■ **练习任务**
修改软心巧克力做法的原文，从“3:熟黑或白芝麻2/3杯,或者用可可粉;”到“选【蒸】档3分钟,启动程序。”（含首尾）抄写一遍，并把其中的“电压力锅”一律换成“高压锅”。

■ **原文节选**
【软心巧克力】
by 毛毛妈
软心巧克力自己做也很方便噢。
用料:
1:比利时黑巧克力200克。
2:鲜奶油(Whipping Cream)2/3杯158克。
3:熟黑或白芝麻2/3杯,或者用可可粉;
注:1大匙=15毫升=1 Tablespoon,1茶匙=5毫升=1 Teaspoon。
做法:
1、将巧克力和鲜奶油放入一玻璃盒里。取出 电压力锅附带的支架,放入内胆里,加水到1.5杯的线。然后放上盛巧克力和鲜奶油的盒子(图1),盖上盖子,排气阀放置密封位置,选【蒸】档3分钟,启动程序。
2、电压力锅完成程序后,冷却3分钟,放气减压打开盖子。取出蒸好的巧克力(图2)趁热搅拌至光滑均匀(图3),盖上盖子放冰箱3-4小时。
3、用一小勺舀出一块巧克力,放在保鲜膜上捏成球状(图4)。放入熟芝麻的碗(图5)裹上一层芝麻,就可以吃了。
4、吃不完的放入密封盒子里,冰箱里可保存最多2个礼拜。

■ **所给材料**
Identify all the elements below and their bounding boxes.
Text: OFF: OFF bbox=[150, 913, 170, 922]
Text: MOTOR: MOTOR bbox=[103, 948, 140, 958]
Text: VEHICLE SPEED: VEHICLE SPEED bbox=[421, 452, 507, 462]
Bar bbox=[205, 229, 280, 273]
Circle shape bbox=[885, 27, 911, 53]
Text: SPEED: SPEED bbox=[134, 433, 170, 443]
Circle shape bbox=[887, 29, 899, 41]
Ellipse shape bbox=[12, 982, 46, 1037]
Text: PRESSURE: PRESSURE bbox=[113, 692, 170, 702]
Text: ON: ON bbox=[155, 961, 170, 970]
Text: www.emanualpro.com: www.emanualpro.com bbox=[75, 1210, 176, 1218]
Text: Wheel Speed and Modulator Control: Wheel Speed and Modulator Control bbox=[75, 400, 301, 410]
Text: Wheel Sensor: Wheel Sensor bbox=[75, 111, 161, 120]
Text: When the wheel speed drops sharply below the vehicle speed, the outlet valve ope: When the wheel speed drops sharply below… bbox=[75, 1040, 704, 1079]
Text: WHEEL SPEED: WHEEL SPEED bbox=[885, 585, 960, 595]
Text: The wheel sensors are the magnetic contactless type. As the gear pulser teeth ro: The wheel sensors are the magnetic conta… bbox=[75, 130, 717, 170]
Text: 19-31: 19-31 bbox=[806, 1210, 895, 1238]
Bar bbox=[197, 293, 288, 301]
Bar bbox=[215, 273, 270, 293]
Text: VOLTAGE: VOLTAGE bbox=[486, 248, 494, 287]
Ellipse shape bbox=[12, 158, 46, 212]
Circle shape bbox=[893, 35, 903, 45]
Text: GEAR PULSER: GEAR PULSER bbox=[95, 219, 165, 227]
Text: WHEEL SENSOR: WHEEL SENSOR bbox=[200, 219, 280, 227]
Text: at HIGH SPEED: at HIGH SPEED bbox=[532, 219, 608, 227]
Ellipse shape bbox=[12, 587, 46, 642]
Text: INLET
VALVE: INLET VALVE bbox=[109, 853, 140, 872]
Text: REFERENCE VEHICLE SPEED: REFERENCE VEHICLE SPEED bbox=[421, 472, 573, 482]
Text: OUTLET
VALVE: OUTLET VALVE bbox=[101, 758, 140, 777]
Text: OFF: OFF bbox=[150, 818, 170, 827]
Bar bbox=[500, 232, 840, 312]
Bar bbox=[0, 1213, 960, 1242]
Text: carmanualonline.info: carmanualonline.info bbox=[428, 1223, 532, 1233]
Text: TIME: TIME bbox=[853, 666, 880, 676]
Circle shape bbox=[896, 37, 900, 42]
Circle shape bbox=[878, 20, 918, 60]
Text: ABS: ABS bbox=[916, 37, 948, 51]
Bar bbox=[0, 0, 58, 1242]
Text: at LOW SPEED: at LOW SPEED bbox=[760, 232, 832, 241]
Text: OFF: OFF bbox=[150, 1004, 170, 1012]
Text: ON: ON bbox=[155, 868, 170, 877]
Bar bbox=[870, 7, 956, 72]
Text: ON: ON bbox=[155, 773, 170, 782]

■ **作答区**
3:熟黑或白芝麻2/3杯,或者用可可粉;
注:1大匙=15毫升=1 Tablespoon,1茶匙=5毫升=1 Teaspoon。
做法:
1、将巧克力和鲜奶油放入一玻璃盒里。取出 高压锅附带的支架,放入内胆里,加水到1.5杯的线。然后放上盛巧克力和鲜奶油的盒子(图1),盖上盖子,排气阀放置密封位置,选【蒸】档3分钟,启动程序。